* _Task statement_
Keep every line in which "Distance" occurs and drop the rest of the data.

Data records Block Start

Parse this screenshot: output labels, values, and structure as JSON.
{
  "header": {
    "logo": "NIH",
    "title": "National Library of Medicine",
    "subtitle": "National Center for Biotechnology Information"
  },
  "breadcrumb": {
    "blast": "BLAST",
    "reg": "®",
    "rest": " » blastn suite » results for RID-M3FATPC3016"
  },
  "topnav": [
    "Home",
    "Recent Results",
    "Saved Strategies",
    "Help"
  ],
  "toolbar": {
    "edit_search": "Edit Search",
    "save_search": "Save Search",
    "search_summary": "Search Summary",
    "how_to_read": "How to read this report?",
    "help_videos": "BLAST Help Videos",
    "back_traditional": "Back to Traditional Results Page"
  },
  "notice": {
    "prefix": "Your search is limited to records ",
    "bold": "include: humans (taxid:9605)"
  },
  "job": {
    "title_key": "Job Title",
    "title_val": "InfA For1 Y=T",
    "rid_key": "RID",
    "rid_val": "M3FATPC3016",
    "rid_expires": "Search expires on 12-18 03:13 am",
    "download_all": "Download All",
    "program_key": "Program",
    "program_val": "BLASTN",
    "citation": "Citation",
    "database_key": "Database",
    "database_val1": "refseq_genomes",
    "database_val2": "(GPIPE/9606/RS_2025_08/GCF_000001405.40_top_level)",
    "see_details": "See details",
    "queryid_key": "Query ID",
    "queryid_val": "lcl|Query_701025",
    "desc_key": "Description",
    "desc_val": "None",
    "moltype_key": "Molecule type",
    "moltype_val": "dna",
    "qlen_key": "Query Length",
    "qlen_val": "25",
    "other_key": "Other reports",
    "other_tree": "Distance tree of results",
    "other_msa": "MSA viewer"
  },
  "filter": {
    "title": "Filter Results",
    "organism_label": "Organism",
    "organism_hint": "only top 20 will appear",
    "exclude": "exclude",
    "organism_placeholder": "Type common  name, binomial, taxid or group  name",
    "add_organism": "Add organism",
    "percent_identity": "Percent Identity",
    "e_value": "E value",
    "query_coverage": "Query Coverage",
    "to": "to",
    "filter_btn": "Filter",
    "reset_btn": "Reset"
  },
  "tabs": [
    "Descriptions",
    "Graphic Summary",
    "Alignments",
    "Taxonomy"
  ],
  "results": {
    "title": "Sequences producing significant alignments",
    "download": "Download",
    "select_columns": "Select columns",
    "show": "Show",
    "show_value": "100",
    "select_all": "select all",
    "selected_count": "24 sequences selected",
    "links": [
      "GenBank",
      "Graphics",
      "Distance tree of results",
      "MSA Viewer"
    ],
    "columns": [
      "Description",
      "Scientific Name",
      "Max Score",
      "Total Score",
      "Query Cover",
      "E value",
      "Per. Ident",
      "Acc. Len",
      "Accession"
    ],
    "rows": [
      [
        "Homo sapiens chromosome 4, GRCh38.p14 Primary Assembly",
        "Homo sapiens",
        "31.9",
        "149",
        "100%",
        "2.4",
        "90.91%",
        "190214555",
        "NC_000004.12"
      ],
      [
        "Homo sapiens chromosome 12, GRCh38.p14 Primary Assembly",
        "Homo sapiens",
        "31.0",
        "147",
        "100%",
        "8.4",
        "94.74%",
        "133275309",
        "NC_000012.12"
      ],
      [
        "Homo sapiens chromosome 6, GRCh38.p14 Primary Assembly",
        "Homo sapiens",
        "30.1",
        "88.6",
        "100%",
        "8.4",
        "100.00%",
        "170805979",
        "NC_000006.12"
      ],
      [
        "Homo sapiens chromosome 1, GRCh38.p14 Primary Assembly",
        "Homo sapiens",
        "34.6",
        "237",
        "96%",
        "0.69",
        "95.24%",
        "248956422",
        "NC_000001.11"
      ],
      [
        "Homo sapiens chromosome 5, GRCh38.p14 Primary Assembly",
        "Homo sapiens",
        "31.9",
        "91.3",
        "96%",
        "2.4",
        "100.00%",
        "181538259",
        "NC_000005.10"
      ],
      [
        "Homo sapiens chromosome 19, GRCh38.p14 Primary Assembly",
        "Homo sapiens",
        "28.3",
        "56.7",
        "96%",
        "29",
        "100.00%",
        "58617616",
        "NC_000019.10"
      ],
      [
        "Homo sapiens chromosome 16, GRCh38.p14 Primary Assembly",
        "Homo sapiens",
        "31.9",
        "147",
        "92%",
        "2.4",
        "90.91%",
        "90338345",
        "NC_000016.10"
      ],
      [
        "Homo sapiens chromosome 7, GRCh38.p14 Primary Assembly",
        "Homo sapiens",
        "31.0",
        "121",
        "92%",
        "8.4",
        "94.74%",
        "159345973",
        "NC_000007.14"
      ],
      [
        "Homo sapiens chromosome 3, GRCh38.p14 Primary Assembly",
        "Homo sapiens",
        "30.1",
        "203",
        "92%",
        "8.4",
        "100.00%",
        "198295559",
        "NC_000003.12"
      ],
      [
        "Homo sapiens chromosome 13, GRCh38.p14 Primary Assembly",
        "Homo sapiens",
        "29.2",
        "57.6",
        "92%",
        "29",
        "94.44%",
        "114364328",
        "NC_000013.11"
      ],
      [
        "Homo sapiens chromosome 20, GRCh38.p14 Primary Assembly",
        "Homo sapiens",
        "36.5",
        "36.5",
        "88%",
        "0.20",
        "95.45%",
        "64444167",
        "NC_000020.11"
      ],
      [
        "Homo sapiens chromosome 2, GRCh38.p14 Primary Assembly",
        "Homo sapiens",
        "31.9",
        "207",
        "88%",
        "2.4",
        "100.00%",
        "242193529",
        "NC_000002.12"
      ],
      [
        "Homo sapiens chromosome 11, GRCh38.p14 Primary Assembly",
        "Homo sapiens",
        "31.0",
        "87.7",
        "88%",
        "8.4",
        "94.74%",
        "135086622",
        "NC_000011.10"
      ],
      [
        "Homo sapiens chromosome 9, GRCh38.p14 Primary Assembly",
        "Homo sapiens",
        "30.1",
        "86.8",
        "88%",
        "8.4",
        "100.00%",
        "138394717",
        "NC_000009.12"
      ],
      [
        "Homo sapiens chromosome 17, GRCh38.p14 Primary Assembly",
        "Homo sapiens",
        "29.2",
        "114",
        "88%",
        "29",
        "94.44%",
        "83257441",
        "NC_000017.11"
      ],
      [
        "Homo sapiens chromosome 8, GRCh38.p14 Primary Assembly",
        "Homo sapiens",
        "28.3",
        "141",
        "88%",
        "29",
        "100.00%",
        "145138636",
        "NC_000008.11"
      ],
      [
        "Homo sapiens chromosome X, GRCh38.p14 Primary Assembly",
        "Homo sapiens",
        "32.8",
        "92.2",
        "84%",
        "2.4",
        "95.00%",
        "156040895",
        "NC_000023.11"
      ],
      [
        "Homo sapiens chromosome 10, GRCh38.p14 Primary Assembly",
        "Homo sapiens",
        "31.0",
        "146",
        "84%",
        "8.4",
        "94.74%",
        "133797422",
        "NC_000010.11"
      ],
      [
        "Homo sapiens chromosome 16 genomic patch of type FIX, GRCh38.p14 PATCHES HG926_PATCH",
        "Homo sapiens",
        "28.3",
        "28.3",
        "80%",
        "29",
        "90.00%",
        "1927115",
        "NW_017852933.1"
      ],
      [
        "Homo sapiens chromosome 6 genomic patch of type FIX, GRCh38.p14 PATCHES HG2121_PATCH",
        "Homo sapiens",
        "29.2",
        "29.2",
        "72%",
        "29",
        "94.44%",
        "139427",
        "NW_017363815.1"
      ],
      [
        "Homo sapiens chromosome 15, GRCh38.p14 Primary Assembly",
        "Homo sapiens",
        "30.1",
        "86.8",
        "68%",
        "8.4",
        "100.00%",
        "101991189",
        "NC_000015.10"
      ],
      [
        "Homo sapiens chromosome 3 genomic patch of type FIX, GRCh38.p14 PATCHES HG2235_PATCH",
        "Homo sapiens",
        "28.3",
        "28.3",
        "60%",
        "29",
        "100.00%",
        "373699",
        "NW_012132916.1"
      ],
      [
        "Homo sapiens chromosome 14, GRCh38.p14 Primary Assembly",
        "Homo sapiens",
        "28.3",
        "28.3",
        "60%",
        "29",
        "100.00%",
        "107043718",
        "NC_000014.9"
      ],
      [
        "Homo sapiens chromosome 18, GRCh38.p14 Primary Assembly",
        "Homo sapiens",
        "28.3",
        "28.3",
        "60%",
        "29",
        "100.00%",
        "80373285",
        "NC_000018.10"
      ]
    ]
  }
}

Data records Block End

* _Response to the task_
    "other_tree": "Distance tree of results",
      "Distance tree of results",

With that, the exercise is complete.